__Dataset entries__
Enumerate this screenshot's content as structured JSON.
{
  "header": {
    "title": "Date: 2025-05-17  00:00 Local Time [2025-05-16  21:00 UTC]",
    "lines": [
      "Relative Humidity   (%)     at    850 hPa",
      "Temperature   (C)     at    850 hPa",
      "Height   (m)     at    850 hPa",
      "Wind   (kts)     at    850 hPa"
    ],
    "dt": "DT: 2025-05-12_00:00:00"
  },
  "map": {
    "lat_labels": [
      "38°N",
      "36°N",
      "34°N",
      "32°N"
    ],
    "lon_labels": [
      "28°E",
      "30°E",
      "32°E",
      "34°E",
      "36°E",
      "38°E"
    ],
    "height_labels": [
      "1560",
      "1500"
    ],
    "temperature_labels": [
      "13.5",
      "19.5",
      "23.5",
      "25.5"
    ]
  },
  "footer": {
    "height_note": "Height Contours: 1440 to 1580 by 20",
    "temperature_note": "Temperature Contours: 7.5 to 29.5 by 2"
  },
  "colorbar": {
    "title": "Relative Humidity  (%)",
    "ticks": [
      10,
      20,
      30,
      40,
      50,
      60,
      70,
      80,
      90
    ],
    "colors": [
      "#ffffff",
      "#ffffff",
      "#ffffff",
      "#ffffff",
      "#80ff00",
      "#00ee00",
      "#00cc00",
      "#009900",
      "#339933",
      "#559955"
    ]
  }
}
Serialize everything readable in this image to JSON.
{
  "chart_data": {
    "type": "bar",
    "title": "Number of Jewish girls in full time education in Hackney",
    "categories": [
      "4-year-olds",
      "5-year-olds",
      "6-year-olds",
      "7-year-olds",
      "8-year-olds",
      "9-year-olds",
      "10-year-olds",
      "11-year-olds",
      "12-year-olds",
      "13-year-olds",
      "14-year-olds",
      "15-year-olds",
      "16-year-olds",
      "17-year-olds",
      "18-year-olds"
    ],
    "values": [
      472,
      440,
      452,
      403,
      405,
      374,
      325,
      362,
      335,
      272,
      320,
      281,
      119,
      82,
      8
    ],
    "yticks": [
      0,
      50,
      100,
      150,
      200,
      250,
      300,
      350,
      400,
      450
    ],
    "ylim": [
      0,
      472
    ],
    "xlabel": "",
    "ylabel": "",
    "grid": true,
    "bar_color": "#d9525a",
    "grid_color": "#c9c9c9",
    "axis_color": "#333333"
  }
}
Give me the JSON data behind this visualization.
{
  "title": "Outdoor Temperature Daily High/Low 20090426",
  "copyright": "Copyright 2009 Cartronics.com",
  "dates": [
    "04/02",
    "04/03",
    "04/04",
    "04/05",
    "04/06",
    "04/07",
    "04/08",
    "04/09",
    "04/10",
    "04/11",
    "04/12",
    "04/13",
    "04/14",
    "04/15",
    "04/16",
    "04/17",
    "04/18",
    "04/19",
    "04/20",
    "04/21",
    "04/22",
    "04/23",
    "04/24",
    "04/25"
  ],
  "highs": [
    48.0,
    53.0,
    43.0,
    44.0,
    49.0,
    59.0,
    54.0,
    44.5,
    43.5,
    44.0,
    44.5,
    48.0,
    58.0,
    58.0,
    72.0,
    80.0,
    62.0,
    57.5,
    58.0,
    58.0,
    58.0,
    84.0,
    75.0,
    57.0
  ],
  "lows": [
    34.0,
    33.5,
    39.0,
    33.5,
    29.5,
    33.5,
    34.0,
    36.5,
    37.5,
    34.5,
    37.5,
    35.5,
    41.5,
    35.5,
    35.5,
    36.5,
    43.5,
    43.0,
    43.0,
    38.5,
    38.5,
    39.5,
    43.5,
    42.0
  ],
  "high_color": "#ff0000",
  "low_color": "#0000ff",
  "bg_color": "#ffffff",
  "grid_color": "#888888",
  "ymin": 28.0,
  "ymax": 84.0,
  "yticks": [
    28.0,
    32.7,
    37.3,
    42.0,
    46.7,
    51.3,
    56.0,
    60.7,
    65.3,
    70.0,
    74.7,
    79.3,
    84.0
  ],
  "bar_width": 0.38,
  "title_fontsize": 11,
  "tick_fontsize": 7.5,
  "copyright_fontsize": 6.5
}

__Set task__
Extract every record and return it verbatim.

__Result of this task__
Enumerate this screenshot's content as structured JSON.
{
  "header": {
    "title": "Date: 2025-05-17  00:00 Local Time [2025-05-16  21:00 UTC]",
    "lines": [
      "Relative Humidity   (%)     at    850 hPa",
      "Temperature   (C)     at    850 hPa",
      "Height   (m)     at    850 hPa",
      "Wind   (kts)     at    850 hPa"
    ],
    "dt": "DT: 2025-05-12_00:00:00"
  },
  "map": {
    "lat_labels": [
      "38°N",
      "36°N",
      "34°N",
      "32°N"
    ],
    "lon_labels": [
      "28°E",
      "30°E",
      "32°E",
      "34°E",
      "36°E",
      "38°E"
    ],
    "height_labels": [
      "1560",
      "1500"
    ],
    "temperature_labels": [
      "13.5",
      "19.5",
      "23.5",
      "25.5"
    ]
  },
  "footer": {
    "height_note": "Height Contours: 1440 to 1580 by 20",
    "temperature_note": "Temperature Contours: 7.5 to 29.5 by 2"
  },
  "colorbar": {
    "title": "Relative Humidity  (%)",
    "ticks": [
      10,
      20,
      30,
      40,
      50,
      60,
      70,
      80,
      90
    ],
    "colors": [
      "#ffffff",
      "#ffffff",
      "#ffffff",
      "#ffffff",
      "#80ff00",
      "#00ee00",
      "#00cc00",
      "#009900",
      "#339933",
      "#559955"
    ]
  }
}
Serialize everything readable in this image to JSON.
{
  "chart_data": {
    "type": "bar",
    "title": "Number of Jewish girls in full time education in Hackney",
    "categories": [
      "4-year-olds",
      "5-year-olds",
      "6-year-olds",
      "7-year-olds",
      "8-year-olds",
      "9-year-olds",
      "10-year-olds",
      "11-year-olds",
      "12-year-olds",
      "13-year-olds",
      "14-year-olds",
      "15-year-olds",
      "16-year-olds",
      "17-year-olds",
      "18-year-olds"
    ],
    "values": [
      472,
      440,
      452,
      403,
      405,
      374,
      325,
      362,
      335,
      272,
      320,
      281,
      119,
      82,
      8
    ],
    "yticks": [
      0,
      50,
      100,
      150,
      200,
      250,
      300,
      350,
      400,
      450
    ],
    "ylim": [
      0,
      472
    ],
    "xlabel": "",
    "ylabel": "",
    "grid": true,
    "bar_color": "#d9525a",
    "grid_color": "#c9c9c9",
    "axis_color": "#333333"
  }
}
Give me the JSON data behind this visualization.
{
  "title": "Outdoor Temperature Daily High/Low 20090426",
  "copyright": "Copyright 2009 Cartronics.com",
  "dates": [
    "04/02",
    "04/03",
    "04/04",
    "04/05",
    "04/06",
    "04/07",
    "04/08",
    "04/09",
    "04/10",
    "04/11",
    "04/12",
    "04/13",
    "04/14",
    "04/15",
    "04/16",
    "04/17",
    "04/18",
    "04/19",
    "04/20",
    "04/21",
    "04/22",
    "04/23",
    "04/24",
    "04/25"
  ],
  "highs": [
    48.0,
    53.0,
    43.0,
    44.0,
    49.0,
    59.0,
    54.0,
    44.5,
    43.5,
    44.0,
    44.5,
    48.0,
    58.0,
    58.0,
    72.0,
    80.0,
    62.0,
    57.5,
    58.0,
    58.0,
    58.0,
    84.0,
    75.0,
    57.0
  ],
  "lows": [
    34.0,
    33.5,
    39.0,
    33.5,
    29.5,
    33.5,
    34.0,
    36.5,
    37.5,
    34.5,
    37.5,
    35.5,
    41.5,
    35.5,
    35.5,
    36.5,
    43.5,
    43.0,
    43.0,
    38.5,
    38.5,
    39.5,
    43.5,
    42.0
  ],
  "high_color": "#ff0000",
  "low_color": "#0000ff",
  "bg_color": "#ffffff",
  "grid_color": "#888888",
  "ymin": 28.0,
  "ymax": 84.0,
  "yticks": [
    28.0,
    32.7,
    37.3,
    42.0,
    46.7,
    51.3,
    56.0,
    60.7,
    65.3,
    70.0,
    74.7,
    79.3,
    84.0
  ],
  "bar_width": 0.38,
  "title_fontsize": 11,
  "tick_fontsize": 7.5,
  "copyright_fontsize": 6.5
}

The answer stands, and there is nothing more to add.